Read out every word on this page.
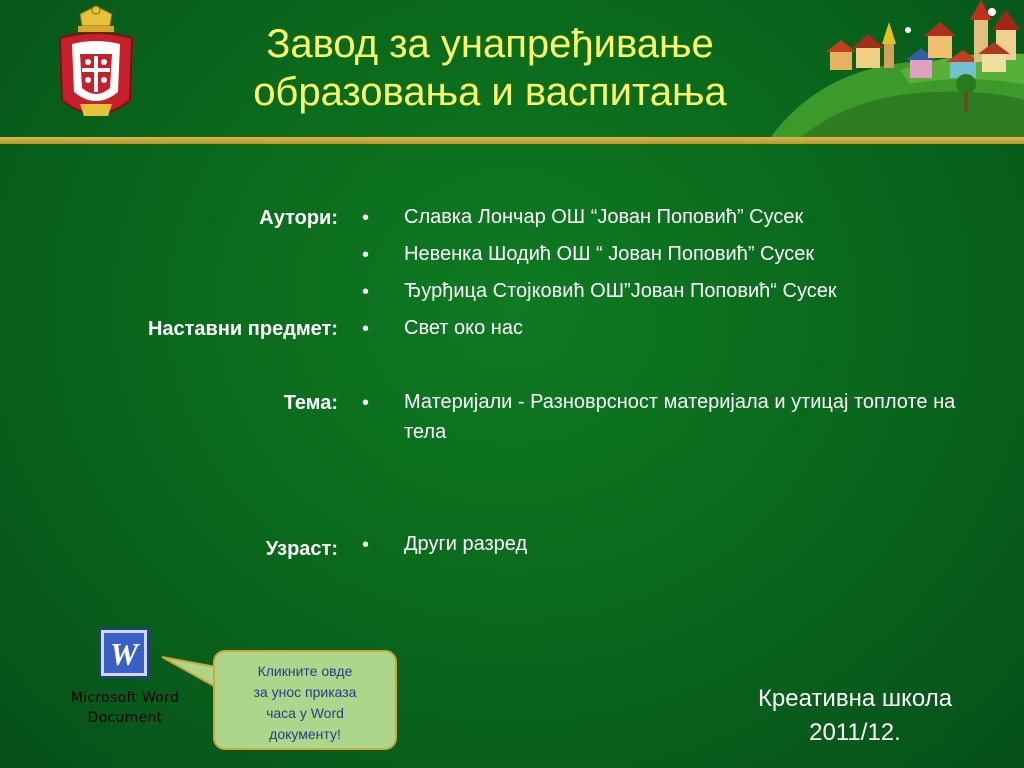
Завод за унапређивање
образовања и васпитања
Аутори: • Славка Лончар ОШ “Јован Поповић” Сусек
• Невенка Шодић ОШ “ Јован Поповић” Сусек
• Ђурђица Стојковић ОШ”Јован Поповић“ Сусек
Наставни предмет: • Свет око нас
Тема: • Материјали - Разноврсност материјала и утицај топлоте на тела
Узраст: • Други разред
W
Microsoft Word
Document
Кликните овде
за унос приказа
часа у Word
документу!
Креативна школа
2011/12.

● **The task**: Find the lines above holding the word "Јован" and show them.

● **Answer in full**:
Аутори: • Славка Лончар ОШ “Јован Поповић” Сусек
• Невенка Шодић ОШ “ Јован Поповић” Сусек
• Ђурђица Стојковић ОШ”Јован Поповић“ Сусек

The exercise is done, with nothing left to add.